▶ [INSTRUCTIONS FOR THE TASK] Each entry below should be printed exactly, with every image left out.

▶ [EXCERPTED DATA]

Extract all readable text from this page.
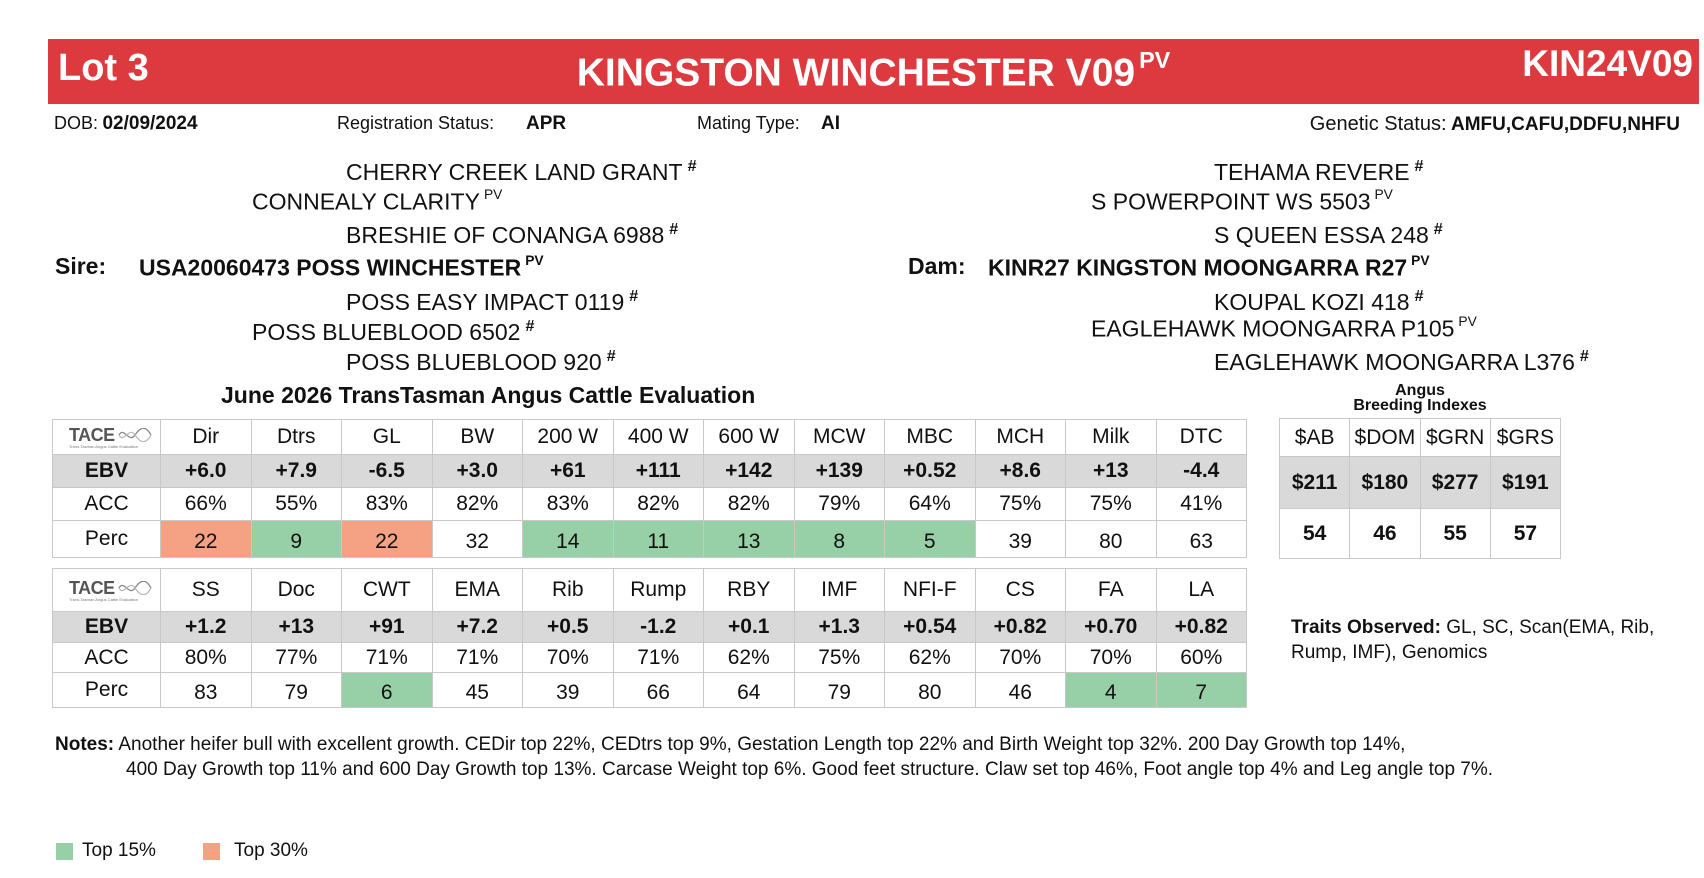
Lot 3	KINGSTON WINCHESTER V09 $^{PV}$	KIN24V09
DOB: 02/09/2024	Registration Status: APR	Mating Type: AI	Genetic Status: AMFU,CAFU,DDFU,NHFU
CHERRY CREEK LAND GRANT #
CONNEALY CLARITY $^{PV}$
BRESHIE OF CONANGA 6988 #
Sire: USA20060473 POSS WINCHESTER $^{PV}$
POSS EASY IMPACT 0119 #
POSS BLUEBLOOD 6502 #
POSS BLUEBLOOD 920 #
TEHAMA REVERE #
S POWERPOINT WS 5503 $^{PV}$
S QUEEN ESSA 248 #
Dam: KINR27 KINGSTON MOONGARRA R27 $^{PV}$
KOUPAL KOZI 418 #
EAGLEHAWK MOONGARRA P105 $^{PV}$
EAGLEHAWK MOONGARRA L376 #
June 2026 TransTasman Angus Cattle Evaluation
TACE
Trans-Tasman Angus Cattle Evaluation	Dir	Dtrs	GL	BW	200 W	400 W	600 W	MCW	MBC	MCH	Milk	DTC
EBV	+6.0	+7.9	-6.5	+3.0	+61	+111	+142	+139	+0.52	+8.6	+13	-4.4
ACC	66%	55%	83%	82%	83%	82%	82%	79%	64%	75%	75%	41%
Perc	22	9	22	32	14	11	13	8	5	39	80	63
TACE
Trans-Tasman Angus Cattle Evaluation	SS	Doc	CWT	EMA	Rib	Rump	RBY	IMF	NFI-F	CS	FA	LA
EBV	+1.2	+13	+91	+7.2	+0.5	-1.2	+0.1	+1.3	+0.54	+0.82	+0.70	+0.82
ACC	80%	77%	71%	71%	70%	71%	62%	75%	62%	70%	70%	60%
Perc	83	79	6	45	39	66	64	79	80	46	4	7
Angus
Breeding Indexes
$AB	$DOM	$GRN	$GRS
$211	$180	$277	$191
54	46	55	57
Traits Observed: GL, SC, Scan(EMA, Rib,
Rump, IMF), Genomics
Notes: Another heifer bull with excellent growth. CEDir top 22%, CEDtrs top 9%, Gestation Length top 22% and Birth Weight top 32%. 200 Day Growth top 14%,
400 Day Growth top 11% and 600 Day Growth top 13%. Carcase Weight top 6%. Good feet structure. Claw set top 46%, Foot angle top 4% and Leg angle top 7%.
Top 15%	Top 30%
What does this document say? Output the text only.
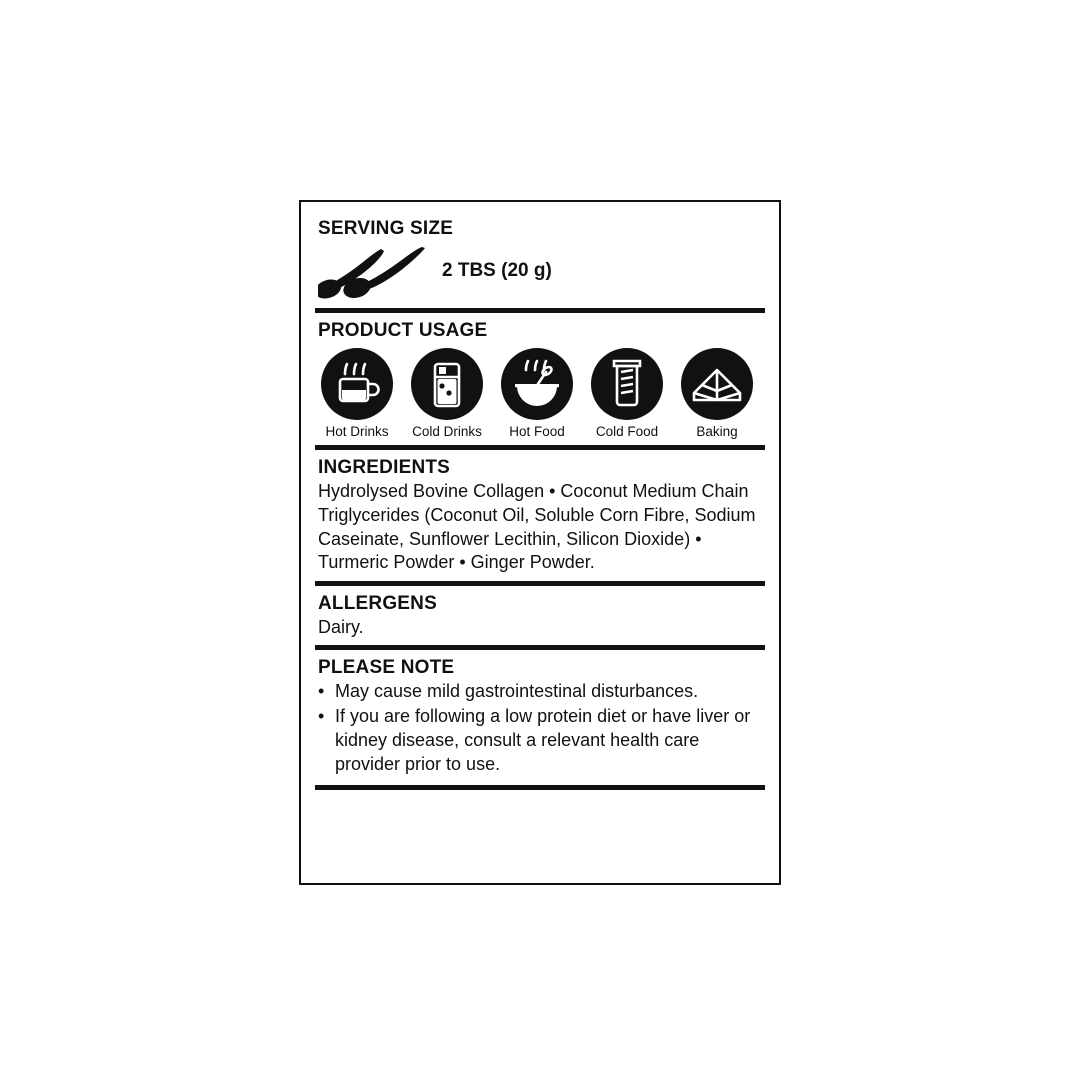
SERVING SIZE
2 TBS (20 g)
PRODUCT USAGE
Hot Drinks	Cold Drinks	Hot Food	Cold Food	Baking
INGREDIENTS

Hydrolysed Bovine Collagen • Coconut Medium Chain Triglycerides (Coconut Oil, Soluble Corn Fibre, Sodium Caseinate, Sunflower Lecithin, Silicon Dioxide) • Turmeric Powder • Ginger Powder.

ALLERGENS

Dairy.

PLEASE NOTE
• May cause mild gastrointestinal disturbances.
• If you are following a low protein diet or have liver or kidney disease, consult a relevant health care provider prior to use.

▶ [RESPONSE AREA]
Extract all readable text from this page.
Lot 3	KINGSTON WINCHESTER V09 $^{PV}$	KIN24V09
DOB: 02/09/2024	Registration Status: APR	Mating Type: AI	Genetic Status: AMFU,CAFU,DDFU,NHFU
CHERRY CREEK LAND GRANT #
CONNEALY CLARITY $^{PV}$
BRESHIE OF CONANGA 6988 #
Sire: USA20060473 POSS WINCHESTER $^{PV}$
POSS EASY IMPACT 0119 #
POSS BLUEBLOOD 6502 #
POSS BLUEBLOOD 920 #
TEHAMA REVERE #
S POWERPOINT WS 5503 $^{PV}$
S QUEEN ESSA 248 #
Dam: KINR27 KINGSTON MOONGARRA R27 $^{PV}$
KOUPAL KOZI 418 #
EAGLEHAWK MOONGARRA P105 $^{PV}$
EAGLEHAWK MOONGARRA L376 #
June 2026 TransTasman Angus Cattle Evaluation
TACE
Trans-Tasman Angus Cattle Evaluation	Dir	Dtrs	GL	BW	200 W	400 W	600 W	MCW	MBC	MCH	Milk	DTC
EBV	+6.0	+7.9	-6.5	+3.0	+61	+111	+142	+139	+0.52	+8.6	+13	-4.4
ACC	66%	55%	83%	82%	83%	82%	82%	79%	64%	75%	75%	41%
Perc	22	9	22	32	14	11	13	8	5	39	80	63
TACE
Trans-Tasman Angus Cattle Evaluation	SS	Doc	CWT	EMA	Rib	Rump	RBY	IMF	NFI-F	CS	FA	LA
EBV	+1.2	+13	+91	+7.2	+0.5	-1.2	+0.1	+1.3	+0.54	+0.82	+0.70	+0.82
ACC	80%	77%	71%	71%	70%	71%	62%	75%	62%	70%	70%	60%
Perc	83	79	6	45	39	66	64	79	80	46	4	7
Angus
Breeding Indexes
$AB	$DOM	$GRN	$GRS
$211	$180	$277	$191
54	46	55	57
Traits Observed: GL, SC, Scan(EMA, Rib,
Rump, IMF), Genomics
Notes: Another heifer bull with excellent growth. CEDir top 22%, CEDtrs top 9%, Gestation Length top 22% and Birth Weight top 32%. 200 Day Growth top 14%,
400 Day Growth top 11% and 600 Day Growth top 13%. Carcase Weight top 6%. Good feet structure. Claw set top 46%, Foot angle top 4% and Leg angle top 7%.
Top 15%	Top 30%
What does this document say? Output the text only.
SERVING SIZE
2 TBS (20 g)
PRODUCT USAGE
Hot Drinks	Cold Drinks	Hot Food	Cold Food	Baking
INGREDIENTS

Hydrolysed Bovine Collagen • Coconut Medium Chain Triglycerides (Coconut Oil, Soluble Corn Fibre, Sodium Caseinate, Sunflower Lecithin, Silicon Dioxide) • Turmeric Powder • Ginger Powder.

ALLERGENS

Dairy.

PLEASE NOTE
• May cause mild gastrointestinal disturbances.
• If you are following a low protein diet or have liver or kidney disease, consult a relevant health care provider prior to use.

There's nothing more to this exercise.